Start

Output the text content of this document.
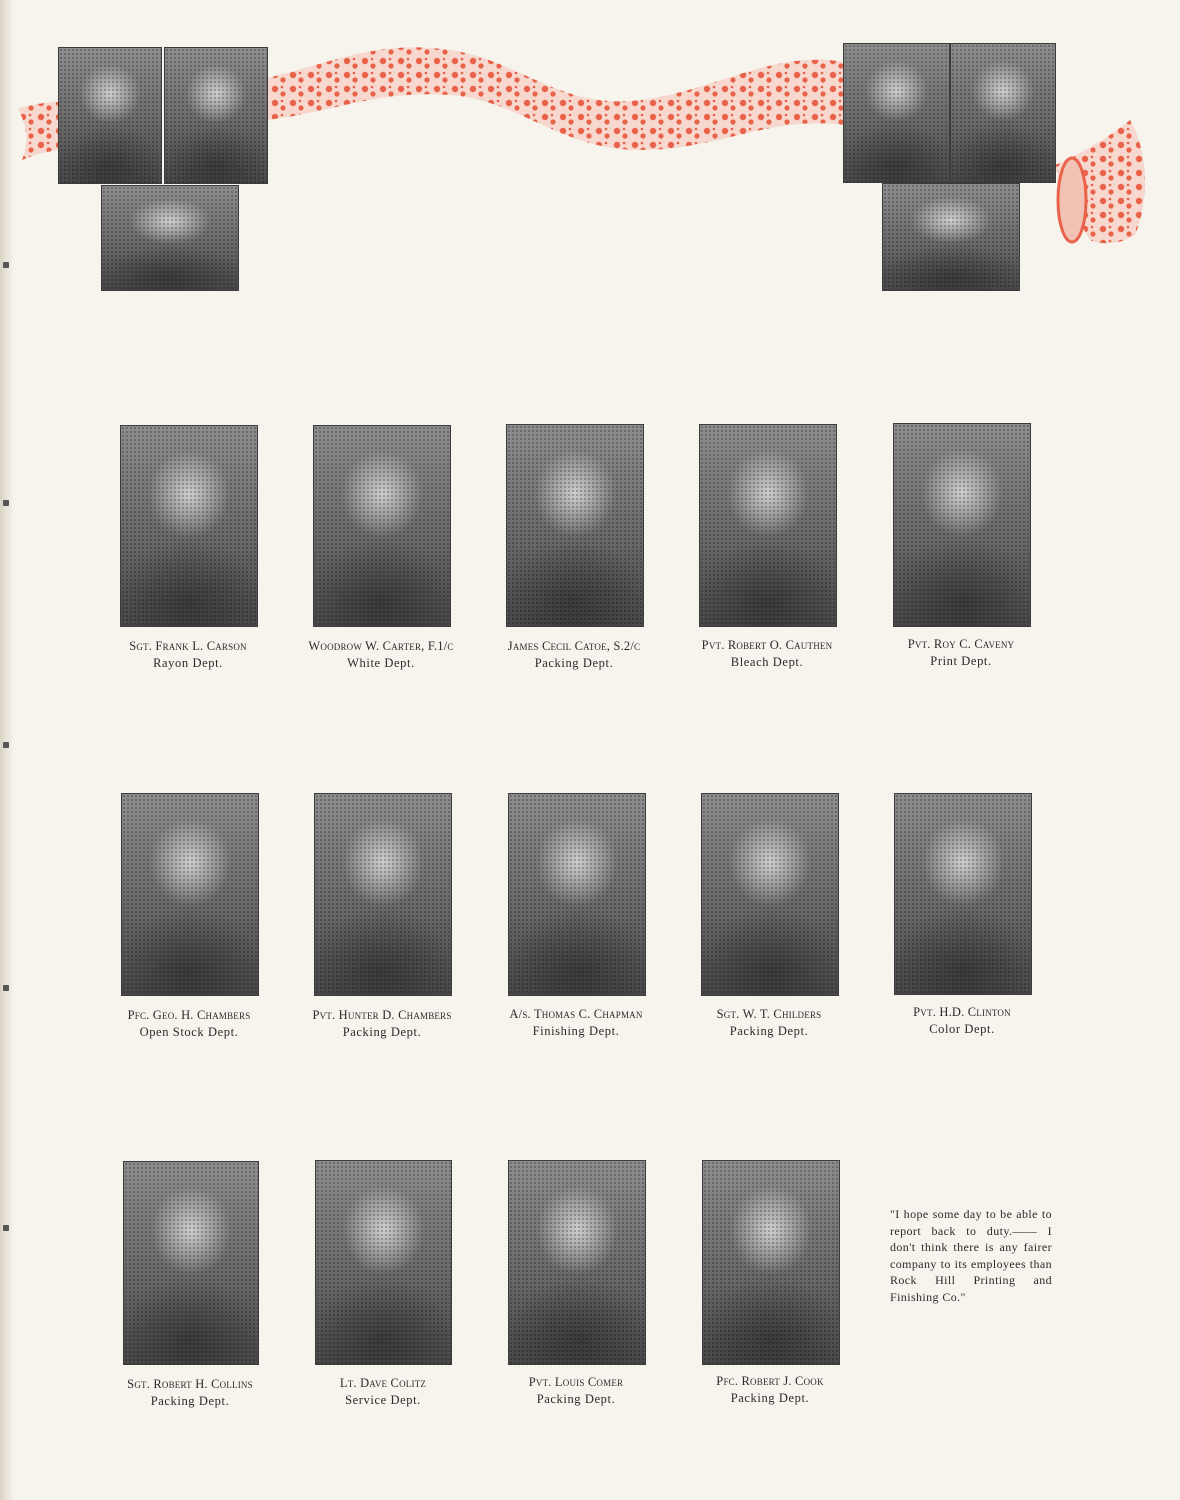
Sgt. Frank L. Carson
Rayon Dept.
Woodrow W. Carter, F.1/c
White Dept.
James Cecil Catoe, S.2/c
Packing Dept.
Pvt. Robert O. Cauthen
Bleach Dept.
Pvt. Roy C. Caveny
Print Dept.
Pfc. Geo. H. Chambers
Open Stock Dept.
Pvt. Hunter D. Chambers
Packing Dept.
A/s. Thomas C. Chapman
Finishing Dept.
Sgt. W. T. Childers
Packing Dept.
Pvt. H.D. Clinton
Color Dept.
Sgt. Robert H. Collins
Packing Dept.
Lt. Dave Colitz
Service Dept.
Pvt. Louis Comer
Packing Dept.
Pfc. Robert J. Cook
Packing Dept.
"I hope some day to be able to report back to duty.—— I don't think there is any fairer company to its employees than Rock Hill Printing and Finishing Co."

End

Direction: Quote each entry above verbatim and drop the pictures.

Result for this task:
Output the text content of this document.
Sgt. Frank L. Carson
Rayon Dept.
Woodrow W. Carter, F.1/c
White Dept.
James Cecil Catoe, S.2/c
Packing Dept.
Pvt. Robert O. Cauthen
Bleach Dept.
Pvt. Roy C. Caveny
Print Dept.
Pfc. Geo. H. Chambers
Open Stock Dept.
Pvt. Hunter D. Chambers
Packing Dept.
A/s. Thomas C. Chapman
Finishing Dept.
Sgt. W. T. Childers
Packing Dept.
Pvt. H.D. Clinton
Color Dept.
Sgt. Robert H. Collins
Packing Dept.
Lt. Dave Colitz
Service Dept.
Pvt. Louis Comer
Packing Dept.
Pfc. Robert J. Cook
Packing Dept.
"I hope some day to be able to report back to duty.—— I don't think there is any fairer company to its employees than Rock Hill Printing and Finishing Co."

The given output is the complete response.